• **Directions**
State the count of lines below in which the word "streams" appears, and add nothing.

• **Exercise inputs**
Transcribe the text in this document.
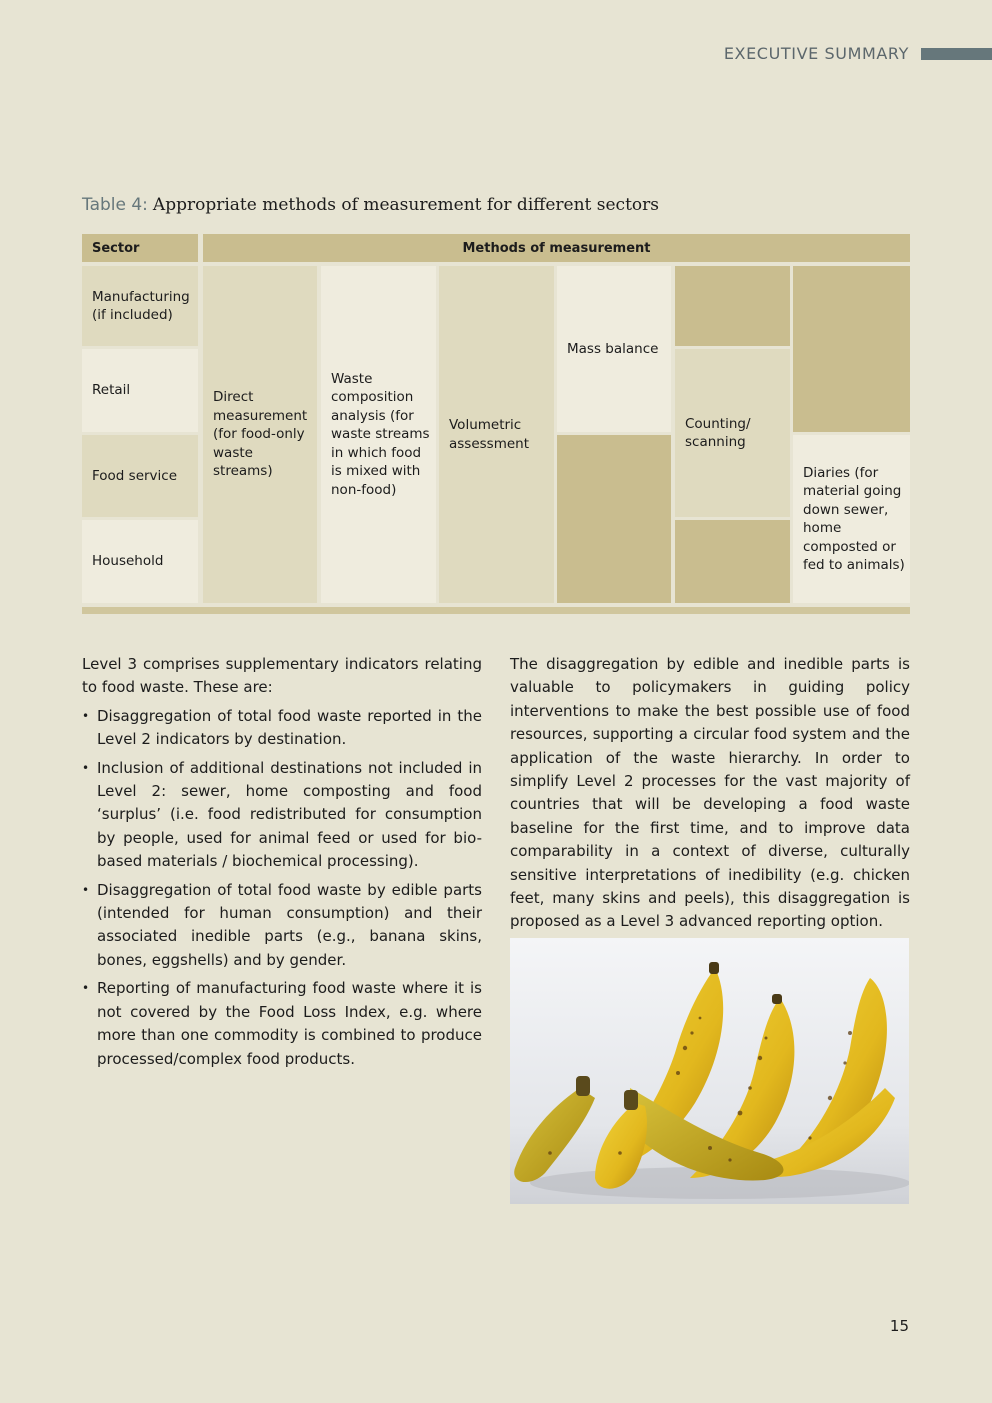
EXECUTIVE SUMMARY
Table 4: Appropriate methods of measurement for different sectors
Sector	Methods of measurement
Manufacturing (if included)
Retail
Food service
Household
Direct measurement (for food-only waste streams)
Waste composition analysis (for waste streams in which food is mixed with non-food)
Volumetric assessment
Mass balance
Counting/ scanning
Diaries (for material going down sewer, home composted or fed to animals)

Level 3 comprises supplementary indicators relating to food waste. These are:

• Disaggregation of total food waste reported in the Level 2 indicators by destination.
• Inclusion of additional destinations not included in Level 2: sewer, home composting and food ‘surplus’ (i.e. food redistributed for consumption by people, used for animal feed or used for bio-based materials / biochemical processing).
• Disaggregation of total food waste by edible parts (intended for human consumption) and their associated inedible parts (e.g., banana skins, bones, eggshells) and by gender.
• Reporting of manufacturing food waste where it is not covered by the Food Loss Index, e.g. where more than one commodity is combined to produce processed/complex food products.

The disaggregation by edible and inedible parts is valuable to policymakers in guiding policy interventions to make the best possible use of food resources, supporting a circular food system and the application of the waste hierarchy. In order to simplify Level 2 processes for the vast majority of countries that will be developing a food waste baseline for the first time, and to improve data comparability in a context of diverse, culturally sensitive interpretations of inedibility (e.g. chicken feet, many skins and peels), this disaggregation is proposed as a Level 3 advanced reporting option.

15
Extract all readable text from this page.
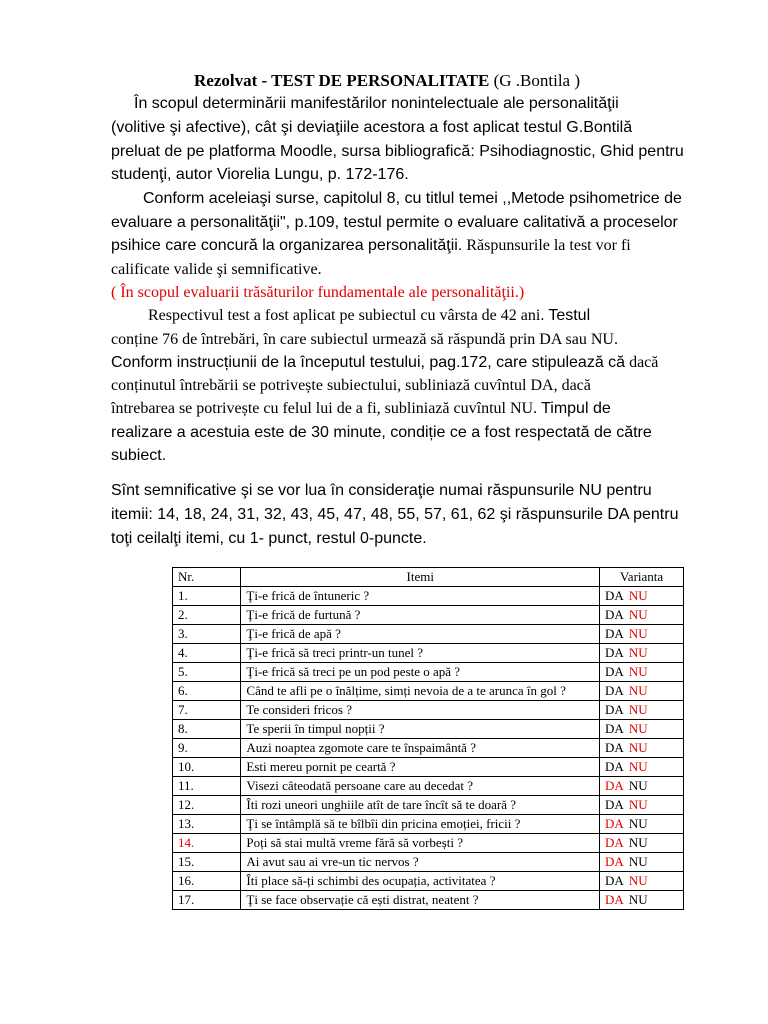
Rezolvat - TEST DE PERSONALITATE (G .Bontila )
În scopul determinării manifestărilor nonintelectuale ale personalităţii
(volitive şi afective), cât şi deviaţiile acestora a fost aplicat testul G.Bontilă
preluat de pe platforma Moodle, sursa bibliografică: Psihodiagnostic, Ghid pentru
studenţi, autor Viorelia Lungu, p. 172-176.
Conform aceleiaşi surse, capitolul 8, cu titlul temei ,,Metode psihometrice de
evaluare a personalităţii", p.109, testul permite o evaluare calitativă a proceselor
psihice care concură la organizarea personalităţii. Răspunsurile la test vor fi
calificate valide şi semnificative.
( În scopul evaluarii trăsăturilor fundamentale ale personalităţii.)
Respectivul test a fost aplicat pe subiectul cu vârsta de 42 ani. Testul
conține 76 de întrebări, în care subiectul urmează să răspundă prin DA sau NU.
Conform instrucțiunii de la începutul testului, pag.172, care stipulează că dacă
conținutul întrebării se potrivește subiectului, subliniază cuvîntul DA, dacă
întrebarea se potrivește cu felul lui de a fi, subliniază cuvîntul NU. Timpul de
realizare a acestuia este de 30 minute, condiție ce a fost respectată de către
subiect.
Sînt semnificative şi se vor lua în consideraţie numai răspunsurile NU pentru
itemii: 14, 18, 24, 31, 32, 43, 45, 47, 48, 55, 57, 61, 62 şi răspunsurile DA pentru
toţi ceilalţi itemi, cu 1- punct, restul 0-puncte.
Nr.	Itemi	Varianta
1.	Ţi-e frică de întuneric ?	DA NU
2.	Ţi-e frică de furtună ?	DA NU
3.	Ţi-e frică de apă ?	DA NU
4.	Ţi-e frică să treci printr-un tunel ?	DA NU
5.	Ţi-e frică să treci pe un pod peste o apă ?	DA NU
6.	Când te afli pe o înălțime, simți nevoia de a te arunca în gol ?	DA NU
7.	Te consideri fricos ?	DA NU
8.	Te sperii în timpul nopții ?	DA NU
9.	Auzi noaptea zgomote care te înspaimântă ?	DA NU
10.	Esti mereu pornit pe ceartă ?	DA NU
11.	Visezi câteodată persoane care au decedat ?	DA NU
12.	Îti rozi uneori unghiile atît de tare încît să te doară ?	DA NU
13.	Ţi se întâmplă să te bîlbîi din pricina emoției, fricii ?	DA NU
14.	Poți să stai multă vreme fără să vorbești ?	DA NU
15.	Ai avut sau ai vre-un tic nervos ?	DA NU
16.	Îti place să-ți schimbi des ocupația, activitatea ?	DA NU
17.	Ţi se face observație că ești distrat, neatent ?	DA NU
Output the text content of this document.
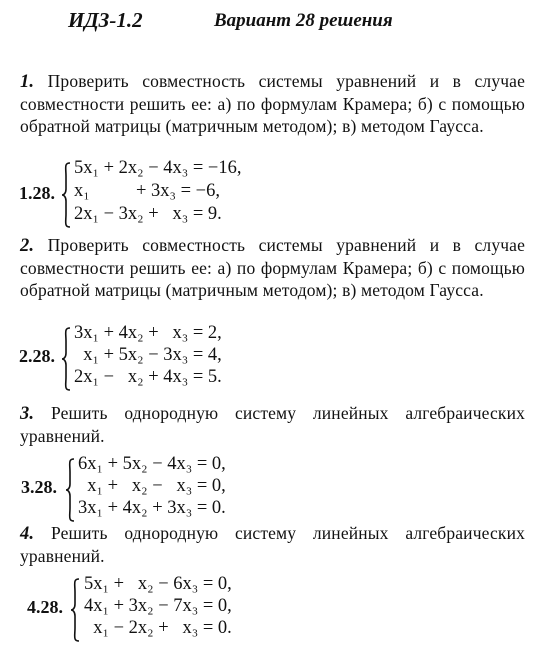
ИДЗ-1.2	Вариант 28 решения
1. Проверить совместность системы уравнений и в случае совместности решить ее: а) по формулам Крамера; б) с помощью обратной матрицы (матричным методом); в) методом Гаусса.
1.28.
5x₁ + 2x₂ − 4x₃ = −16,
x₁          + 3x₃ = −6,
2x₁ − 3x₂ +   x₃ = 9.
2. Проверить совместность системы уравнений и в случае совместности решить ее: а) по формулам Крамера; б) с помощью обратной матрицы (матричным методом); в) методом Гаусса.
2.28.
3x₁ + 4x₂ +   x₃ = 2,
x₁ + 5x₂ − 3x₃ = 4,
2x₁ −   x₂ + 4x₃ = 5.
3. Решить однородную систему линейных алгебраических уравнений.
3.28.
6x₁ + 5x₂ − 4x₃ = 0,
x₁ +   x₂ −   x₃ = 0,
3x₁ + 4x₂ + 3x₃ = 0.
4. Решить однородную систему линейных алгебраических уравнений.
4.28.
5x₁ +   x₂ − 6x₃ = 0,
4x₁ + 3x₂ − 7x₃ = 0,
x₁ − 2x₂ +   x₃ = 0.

• **The reply**
2